--- Start Available data ---

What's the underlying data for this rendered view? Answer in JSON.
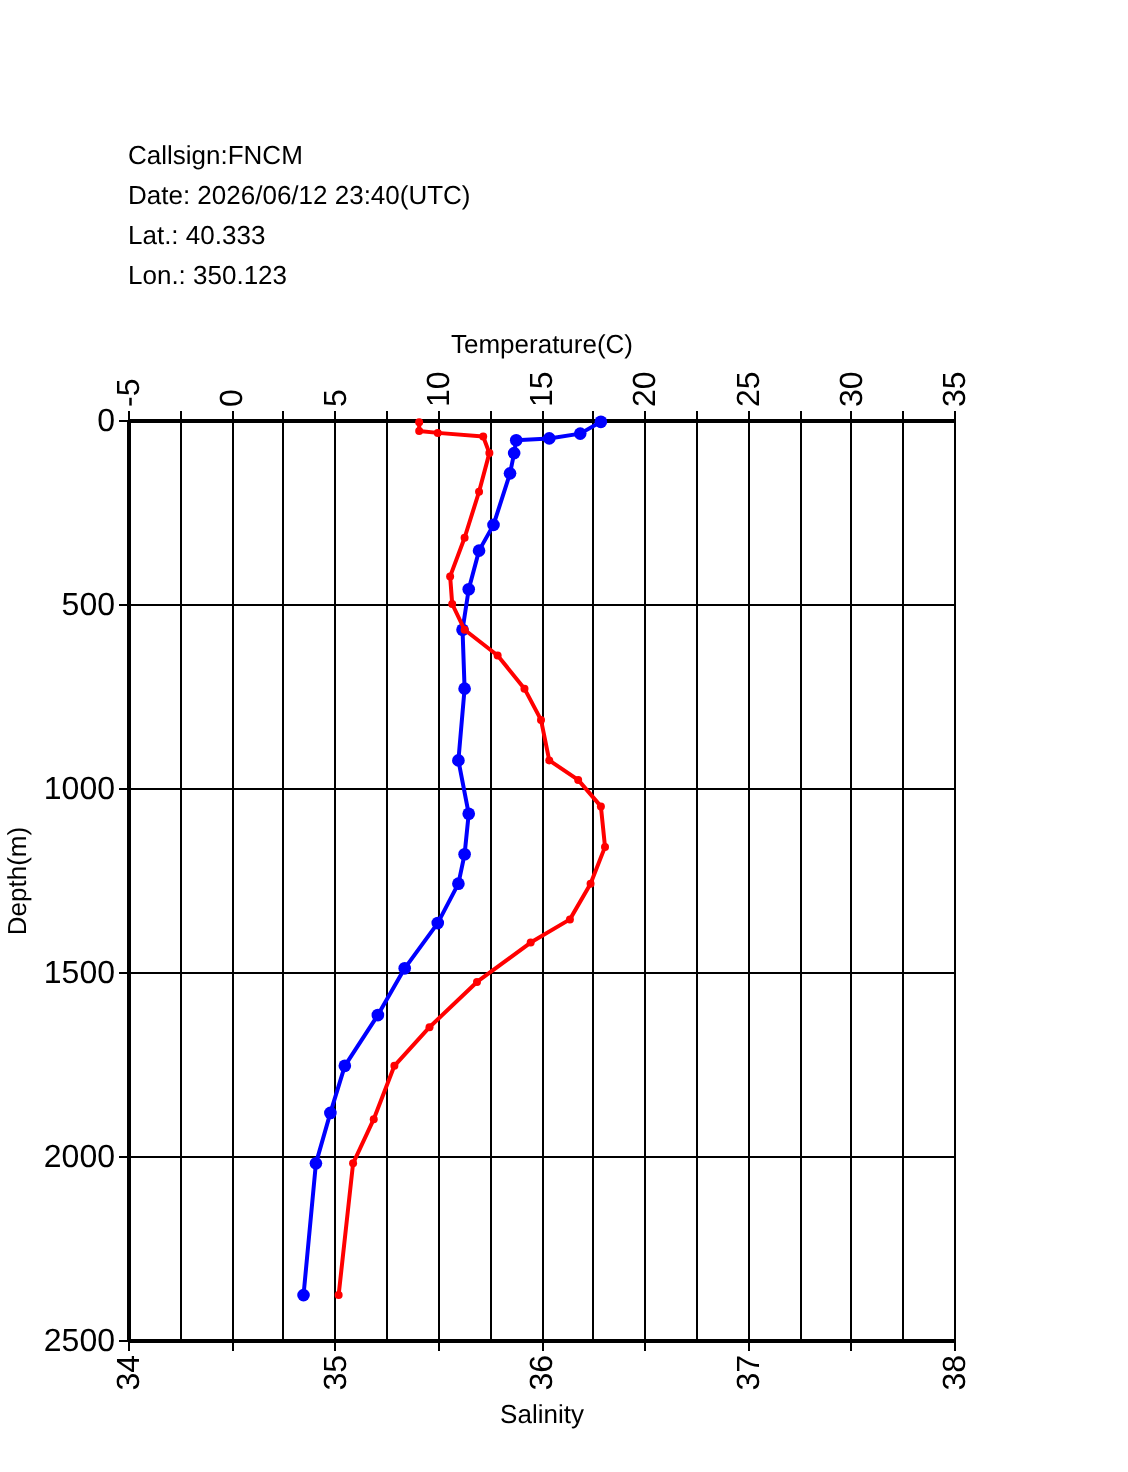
{
  "chart_data": {
    "type": "line",
    "xlabel": "Salinity",
    "x2label": "Temperature(C)",
    "ylabel": "Depth(m)",
    "annotations": [
      "Callsign:FNCM",
      "Date:  2026/06/12 23:40(UTC)",
      "Lat.:  40.333",
      "Lon.:  350.123"
    ],
    "xlim": [
      34,
      38
    ],
    "xticks": [
      34,
      {
        "value": 34.5,
        "label": null
      },
      35,
      {
        "value": 35.5,
        "label": null
      },
      36,
      {
        "value": 36.5,
        "label": null
      },
      37,
      {
        "value": 37.5,
        "label": null
      },
      38
    ],
    "x2lim": [
      -5,
      35
    ],
    "x2ticks": [
      -5,
      {
        "value": -2.5,
        "label": null
      },
      0,
      {
        "value": 2.5,
        "label": null
      },
      5,
      {
        "value": 7.5,
        "label": null
      },
      10,
      {
        "value": 12.5,
        "label": null
      },
      15,
      {
        "value": 17.5,
        "label": null
      },
      20,
      {
        "value": 22.5,
        "label": null
      },
      25,
      {
        "value": 27.5,
        "label": null
      },
      30,
      {
        "value": 32.5,
        "label": null
      },
      35
    ],
    "ylim": [
      2500,
      0
    ],
    "yticks": [
      0,
      500,
      1000,
      1500,
      2000,
      2500
    ],
    "grid": true,
    "marker": "circle",
    "line_style": "solid",
    "series": [
      {
        "color": "#0000ff",
        "axis": "x2",
        "x": [
          17.9,
          16.9,
          15.4,
          13.8,
          13.7,
          13.5,
          12.7,
          12.0,
          11.5,
          11.2,
          11.3,
          11.0,
          11.5,
          11.3,
          11.0,
          10.0,
          8.4,
          7.1,
          5.5,
          4.8,
          4.1,
          3.5
        ],
        "values": [
          5,
          37,
          50,
          55,
          90,
          145,
          285,
          355,
          460,
          570,
          730,
          925,
          1070,
          1180,
          1260,
          1367,
          1490,
          1617,
          1755,
          1883,
          2020,
          2378
        ]
      },
      {
        "color": "#ff0000",
        "x": [
          35.41,
          35.41,
          35.5,
          35.72,
          35.75,
          35.7,
          35.63,
          35.56,
          35.57,
          35.63,
          35.79,
          35.92,
          36.0,
          36.04,
          36.18,
          36.29,
          36.31,
          36.24,
          36.14,
          35.95,
          35.69,
          35.46,
          35.29,
          35.19,
          35.09,
          35.02
        ],
        "values": [
          6,
          30,
          35,
          45,
          90,
          195,
          320,
          425,
          500,
          570,
          640,
          730,
          815,
          925,
          978,
          1050,
          1160,
          1260,
          1357,
          1420,
          1527,
          1650,
          1755,
          1900,
          2020,
          2378
        ]
      }
    ]
  }
}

--- End Available data ---

All of the records need repeating exactly, except for the pictures.

What's the underlying data for this rendered view? Answer in JSON.
{
  "chart_data": {
    "type": "line",
    "xlabel": "Salinity",
    "x2label": "Temperature(C)",
    "ylabel": "Depth(m)",
    "annotations": [
      "Callsign:FNCM",
      "Date:  2026/06/12 23:40(UTC)",
      "Lat.:  40.333",
      "Lon.:  350.123"
    ],
    "xlim": [
      34,
      38
    ],
    "xticks": [
      34,
      {
        "value": 34.5,
        "label": null
      },
      35,
      {
        "value": 35.5,
        "label": null
      },
      36,
      {
        "value": 36.5,
        "label": null
      },
      37,
      {
        "value": 37.5,
        "label": null
      },
      38
    ],
    "x2lim": [
      -5,
      35
    ],
    "x2ticks": [
      -5,
      {
        "value": -2.5,
        "label": null
      },
      0,
      {
        "value": 2.5,
        "label": null
      },
      5,
      {
        "value": 7.5,
        "label": null
      },
      10,
      {
        "value": 12.5,
        "label": null
      },
      15,
      {
        "value": 17.5,
        "label": null
      },
      20,
      {
        "value": 22.5,
        "label": null
      },
      25,
      {
        "value": 27.5,
        "label": null
      },
      30,
      {
        "value": 32.5,
        "label": null
      },
      35
    ],
    "ylim": [
      2500,
      0
    ],
    "yticks": [
      0,
      500,
      1000,
      1500,
      2000,
      2500
    ],
    "grid": true,
    "marker": "circle",
    "line_style": "solid",
    "series": [
      {
        "color": "#0000ff",
        "axis": "x2",
        "x": [
          17.9,
          16.9,
          15.4,
          13.8,
          13.7,
          13.5,
          12.7,
          12.0,
          11.5,
          11.2,
          11.3,
          11.0,
          11.5,
          11.3,
          11.0,
          10.0,
          8.4,
          7.1,
          5.5,
          4.8,
          4.1,
          3.5
        ],
        "values": [
          5,
          37,
          50,
          55,
          90,
          145,
          285,
          355,
          460,
          570,
          730,
          925,
          1070,
          1180,
          1260,
          1367,
          1490,
          1617,
          1755,
          1883,
          2020,
          2378
        ]
      },
      {
        "color": "#ff0000",
        "x": [
          35.41,
          35.41,
          35.5,
          35.72,
          35.75,
          35.7,
          35.63,
          35.56,
          35.57,
          35.63,
          35.79,
          35.92,
          36.0,
          36.04,
          36.18,
          36.29,
          36.31,
          36.24,
          36.14,
          35.95,
          35.69,
          35.46,
          35.29,
          35.19,
          35.09,
          35.02
        ],
        "values": [
          6,
          30,
          35,
          45,
          90,
          195,
          320,
          425,
          500,
          570,
          640,
          730,
          815,
          925,
          978,
          1050,
          1160,
          1260,
          1357,
          1420,
          1527,
          1650,
          1755,
          1900,
          2020,
          2378
        ]
      }
    ]
  }
}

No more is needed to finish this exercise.